— Given instruction —
In the data that follows, count every line holding the string "OMEGA" and give the count alone.

— Exercise materials —
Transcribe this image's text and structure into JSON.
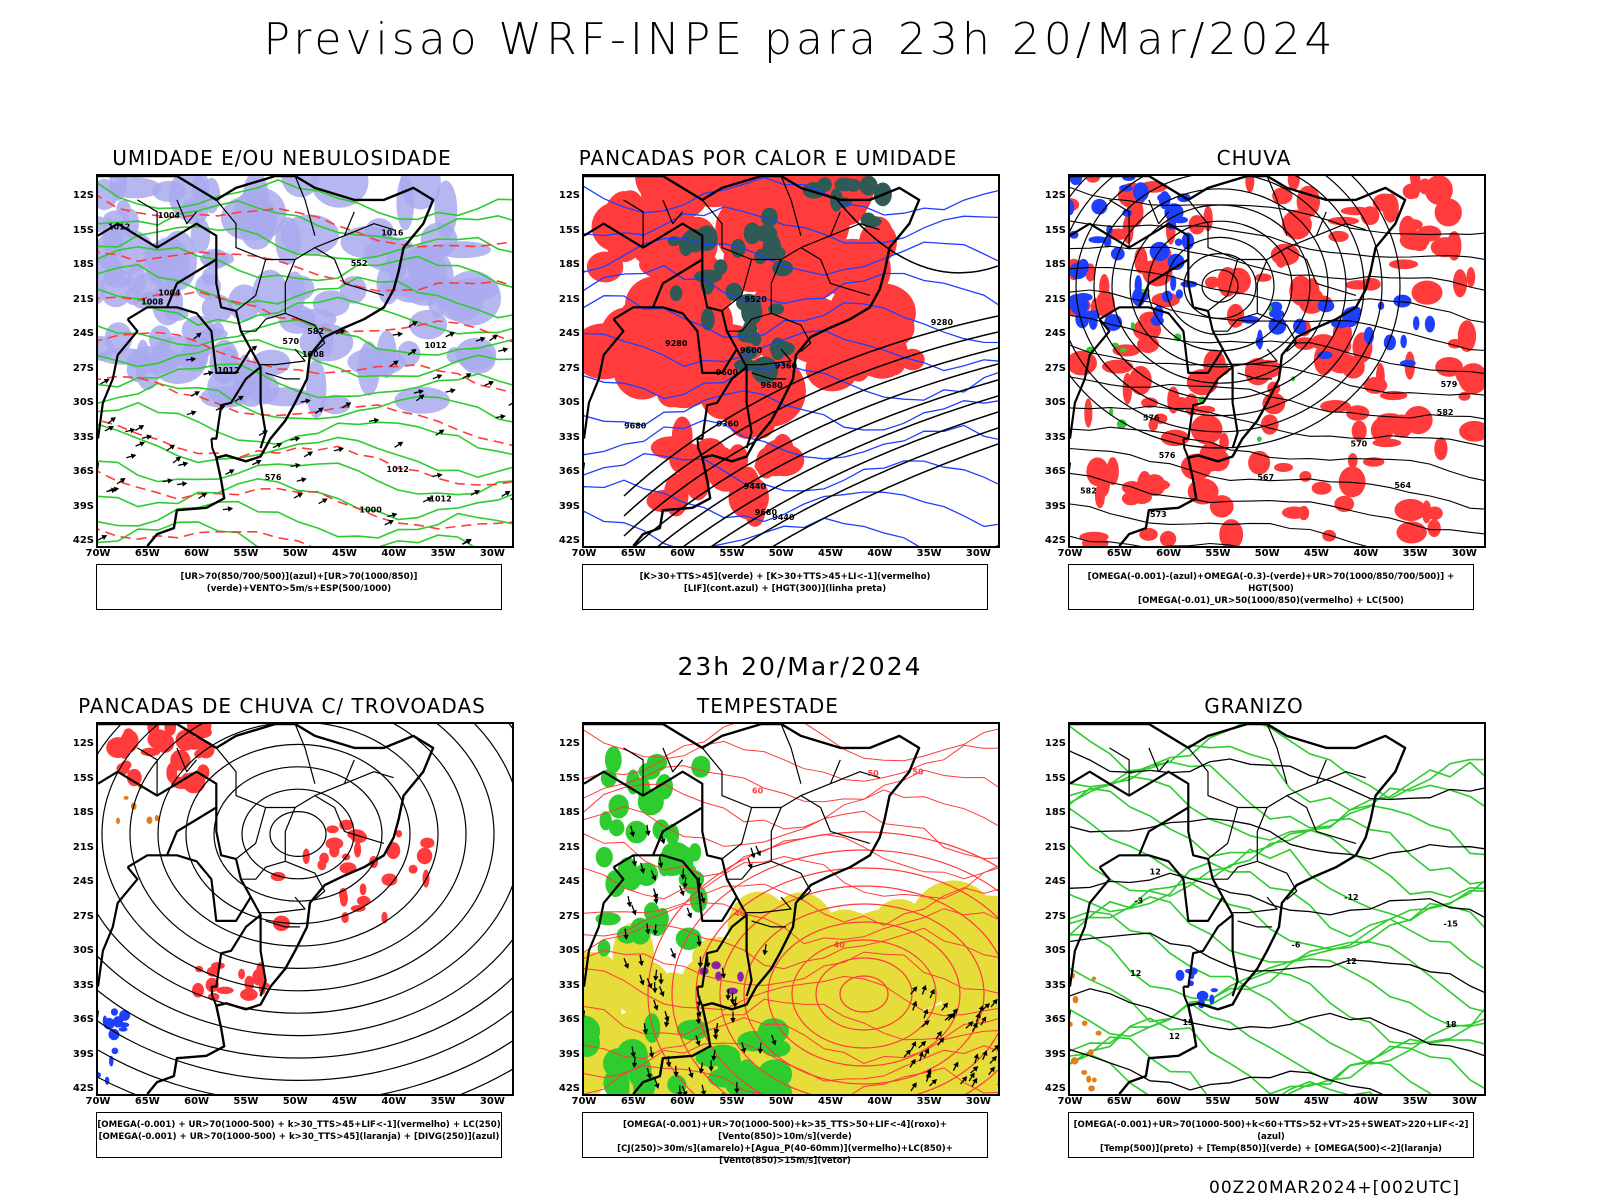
{
  "title": "Previsao WRF-INPE  para 23h 20/Mar/2024",
  "mid_title": "23h 20/Mar/2024",
  "footer": "00Z20MAR2024+[002UTC]",
  "axes": {
    "lat_labels": [
      "12S",
      "15S",
      "18S",
      "21S",
      "24S",
      "27S",
      "30S",
      "33S",
      "36S",
      "39S",
      "42S"
    ],
    "lon_labels": [
      "70W",
      "65W",
      "60W",
      "55W",
      "50W",
      "45W",
      "40W",
      "35W",
      "30W"
    ]
  },
  "colors": {
    "humidity_blue": "#a9a9ee",
    "green": "#2ecc2e",
    "red": "#ff3b3b",
    "dark_teal": "#2f5a55",
    "blue": "#1f3fff",
    "yellow": "#e6dc3a",
    "purple": "#8a1fb0",
    "orange": "#e0801a"
  },
  "panels": [
    {
      "title": "UMIDADE E/OU NEBULOSIDADE",
      "legend": [
        "[UR>70(850/700/500)](azul)+[UR>70(1000/850)](verde)+VENTO>5m/s+ESP(500/1000)"
      ],
      "contour_labels": [
        "1012",
        "1008",
        "1008",
        "1012",
        "1012",
        "1004",
        "1012",
        "1012",
        "1016",
        "1004",
        "1000",
        "576",
        "582",
        "570",
        "552"
      ]
    },
    {
      "title": "PANCADAS POR CALOR E UMIDADE",
      "legend": [
        "[K>30+TTS>45](verde) + [K>30+TTS>45+LI<-1](vermelho)",
        "[LIF](cont.azul) + [HGT(300)](linha preta)"
      ],
      "contour_labels": [
        "9680",
        "9680",
        "9680",
        "9600",
        "9600",
        "9520",
        "9440",
        "9360",
        "9280",
        "9440",
        "9360",
        "9280"
      ]
    },
    {
      "title": "CHUVA",
      "legend": [
        "[OMEGA(-0.001)-(azul)+OMEGA(-0.3)-(verde)+UR>70(1000/850/700/500)] + HGT(500)",
        "[OMEGA(-0.01)_UR>50(1000/850)(vermelho) + LC(500)"
      ],
      "contour_labels": [
        "582",
        "576",
        "573",
        "570",
        "567",
        "564",
        "582",
        "579",
        "576"
      ]
    },
    {
      "title": "PANCADAS DE CHUVA C/ TROVOADAS",
      "legend": [
        "[OMEGA(-0.001) + UR>70(1000-500) + k>30_TTS>45+LIF<-1](vermelho) + LC(250)",
        "[OMEGA(-0.001) + UR>70(1000-500) + k>30_TTS>45](laranja) + [DIVG(250)](azul)"
      ],
      "contour_labels": []
    },
    {
      "title": "TEMPESTADE",
      "legend": [
        "[OMEGA(-0.001)+UR>70(1000-500)+k>35_TTS>50+LIF<-4](roxo)+[Vento(850)>10m/s](verde)",
        "[CJ(250)>30m/s](amarelo)+[Agua_P(40-60mm)](vermelho)+LC(850)+[Vento(850)>15m/s](vetor)"
      ],
      "contour_labels": [
        "40",
        "50",
        "40",
        "50",
        "60"
      ]
    },
    {
      "title": "GRANIZO",
      "legend": [
        "[OMEGA(-0.001)+UR>70(1000-500)+k<60+TTS>52+VT>25+SWEAT>220+LIF<-2](azul)",
        "[Temp(500)](preto) + [Temp(850)](verde) + [OMEGA(500)<-2](laranja)"
      ],
      "contour_labels": [
        "12",
        "12",
        "-12",
        "12",
        "15",
        "18",
        "-3",
        "-6",
        "-12",
        "-15"
      ]
    }
  ]
}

— Worked answer —
7